## Set exercise
Write out all of the data without omission, exactly as shown.

## Stored rows
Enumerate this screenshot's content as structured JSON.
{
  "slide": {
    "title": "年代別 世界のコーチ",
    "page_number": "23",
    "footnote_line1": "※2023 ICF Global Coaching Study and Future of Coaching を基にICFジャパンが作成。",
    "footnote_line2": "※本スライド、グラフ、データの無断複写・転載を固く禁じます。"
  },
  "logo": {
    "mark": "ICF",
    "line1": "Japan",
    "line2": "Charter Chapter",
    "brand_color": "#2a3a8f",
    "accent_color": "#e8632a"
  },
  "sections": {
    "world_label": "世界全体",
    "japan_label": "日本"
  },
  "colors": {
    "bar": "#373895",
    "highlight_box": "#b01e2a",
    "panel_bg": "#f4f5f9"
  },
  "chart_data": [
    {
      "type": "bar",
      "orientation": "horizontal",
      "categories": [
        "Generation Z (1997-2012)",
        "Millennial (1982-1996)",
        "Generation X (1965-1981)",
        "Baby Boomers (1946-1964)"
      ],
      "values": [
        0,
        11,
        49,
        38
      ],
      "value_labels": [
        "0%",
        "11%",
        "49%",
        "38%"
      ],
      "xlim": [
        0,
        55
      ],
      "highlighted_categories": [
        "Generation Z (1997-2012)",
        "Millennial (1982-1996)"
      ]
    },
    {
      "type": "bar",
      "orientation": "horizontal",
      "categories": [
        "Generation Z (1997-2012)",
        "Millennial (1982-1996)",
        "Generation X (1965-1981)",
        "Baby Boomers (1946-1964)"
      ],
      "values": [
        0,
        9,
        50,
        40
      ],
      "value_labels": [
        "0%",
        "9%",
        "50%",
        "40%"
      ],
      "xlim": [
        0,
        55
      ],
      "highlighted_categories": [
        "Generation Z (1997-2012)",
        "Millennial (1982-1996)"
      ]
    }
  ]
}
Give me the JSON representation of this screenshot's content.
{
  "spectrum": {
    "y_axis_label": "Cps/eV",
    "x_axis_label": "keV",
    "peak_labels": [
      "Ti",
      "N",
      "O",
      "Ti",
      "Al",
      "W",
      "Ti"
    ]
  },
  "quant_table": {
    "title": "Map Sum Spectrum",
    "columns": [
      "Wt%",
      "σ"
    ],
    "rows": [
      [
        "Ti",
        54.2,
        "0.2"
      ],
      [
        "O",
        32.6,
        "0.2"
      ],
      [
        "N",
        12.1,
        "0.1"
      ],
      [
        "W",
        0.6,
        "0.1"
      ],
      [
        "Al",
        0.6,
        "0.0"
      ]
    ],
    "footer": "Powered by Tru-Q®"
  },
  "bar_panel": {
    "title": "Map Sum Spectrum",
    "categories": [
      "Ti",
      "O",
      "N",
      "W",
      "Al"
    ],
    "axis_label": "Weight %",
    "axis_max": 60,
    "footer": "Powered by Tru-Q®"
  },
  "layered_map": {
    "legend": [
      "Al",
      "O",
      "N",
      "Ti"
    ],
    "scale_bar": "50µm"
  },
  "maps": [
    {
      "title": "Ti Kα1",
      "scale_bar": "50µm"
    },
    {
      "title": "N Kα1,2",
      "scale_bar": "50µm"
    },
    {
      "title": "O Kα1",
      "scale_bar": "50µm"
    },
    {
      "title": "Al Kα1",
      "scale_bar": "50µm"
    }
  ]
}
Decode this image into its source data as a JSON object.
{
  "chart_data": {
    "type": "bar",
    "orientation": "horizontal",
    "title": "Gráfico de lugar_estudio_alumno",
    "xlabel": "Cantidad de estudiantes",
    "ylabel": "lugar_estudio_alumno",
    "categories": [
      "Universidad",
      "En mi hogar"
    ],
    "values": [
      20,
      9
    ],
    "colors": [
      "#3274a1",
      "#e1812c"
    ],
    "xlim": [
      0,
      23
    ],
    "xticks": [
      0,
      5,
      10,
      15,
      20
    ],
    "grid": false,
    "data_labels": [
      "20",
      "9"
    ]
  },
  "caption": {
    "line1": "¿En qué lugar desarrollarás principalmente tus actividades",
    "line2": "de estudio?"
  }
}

## Exercise response
Enumerate this screenshot's content as structured JSON.
{
  "slide": {
    "title": "年代別 世界のコーチ",
    "page_number": "23",
    "footnote_line1": "※2023 ICF Global Coaching Study and Future of Coaching を基にICFジャパンが作成。",
    "footnote_line2": "※本スライド、グラフ、データの無断複写・転載を固く禁じます。"
  },
  "logo": {
    "mark": "ICF",
    "line1": "Japan",
    "line2": "Charter Chapter",
    "brand_color": "#2a3a8f",
    "accent_color": "#e8632a"
  },
  "sections": {
    "world_label": "世界全体",
    "japan_label": "日本"
  },
  "colors": {
    "bar": "#373895",
    "highlight_box": "#b01e2a",
    "panel_bg": "#f4f5f9"
  },
  "chart_data": [
    {
      "type": "bar",
      "orientation": "horizontal",
      "categories": [
        "Generation Z (1997-2012)",
        "Millennial (1982-1996)",
        "Generation X (1965-1981)",
        "Baby Boomers (1946-1964)"
      ],
      "values": [
        0,
        11,
        49,
        38
      ],
      "value_labels": [
        "0%",
        "11%",
        "49%",
        "38%"
      ],
      "xlim": [
        0,
        55
      ],
      "highlighted_categories": [
        "Generation Z (1997-2012)",
        "Millennial (1982-1996)"
      ]
    },
    {
      "type": "bar",
      "orientation": "horizontal",
      "categories": [
        "Generation Z (1997-2012)",
        "Millennial (1982-1996)",
        "Generation X (1965-1981)",
        "Baby Boomers (1946-1964)"
      ],
      "values": [
        0,
        9,
        50,
        40
      ],
      "value_labels": [
        "0%",
        "9%",
        "50%",
        "40%"
      ],
      "xlim": [
        0,
        55
      ],
      "highlighted_categories": [
        "Generation Z (1997-2012)",
        "Millennial (1982-1996)"
      ]
    }
  ]
}
Give me the JSON representation of this screenshot's content.
{
  "spectrum": {
    "y_axis_label": "Cps/eV",
    "x_axis_label": "keV",
    "peak_labels": [
      "Ti",
      "N",
      "O",
      "Ti",
      "Al",
      "W",
      "Ti"
    ]
  },
  "quant_table": {
    "title": "Map Sum Spectrum",
    "columns": [
      "Wt%",
      "σ"
    ],
    "rows": [
      [
        "Ti",
        54.2,
        "0.2"
      ],
      [
        "O",
        32.6,
        "0.2"
      ],
      [
        "N",
        12.1,
        "0.1"
      ],
      [
        "W",
        0.6,
        "0.1"
      ],
      [
        "Al",
        0.6,
        "0.0"
      ]
    ],
    "footer": "Powered by Tru-Q®"
  },
  "bar_panel": {
    "title": "Map Sum Spectrum",
    "categories": [
      "Ti",
      "O",
      "N",
      "W",
      "Al"
    ],
    "axis_label": "Weight %",
    "axis_max": 60,
    "footer": "Powered by Tru-Q®"
  },
  "layered_map": {
    "legend": [
      "Al",
      "O",
      "N",
      "Ti"
    ],
    "scale_bar": "50µm"
  },
  "maps": [
    {
      "title": "Ti Kα1",
      "scale_bar": "50µm"
    },
    {
      "title": "N Kα1,2",
      "scale_bar": "50µm"
    },
    {
      "title": "O Kα1",
      "scale_bar": "50µm"
    },
    {
      "title": "Al Kα1",
      "scale_bar": "50µm"
    }
  ]
}
Decode this image into its source data as a JSON object.
{
  "chart_data": {
    "type": "bar",
    "orientation": "horizontal",
    "title": "Gráfico de lugar_estudio_alumno",
    "xlabel": "Cantidad de estudiantes",
    "ylabel": "lugar_estudio_alumno",
    "categories": [
      "Universidad",
      "En mi hogar"
    ],
    "values": [
      20,
      9
    ],
    "colors": [
      "#3274a1",
      "#e1812c"
    ],
    "xlim": [
      0,
      23
    ],
    "xticks": [
      0,
      5,
      10,
      15,
      20
    ],
    "grid": false,
    "data_labels": [
      "20",
      "9"
    ]
  },
  "caption": {
    "line1": "¿En qué lugar desarrollarás principalmente tus actividades",
    "line2": "de estudio?"
  }
}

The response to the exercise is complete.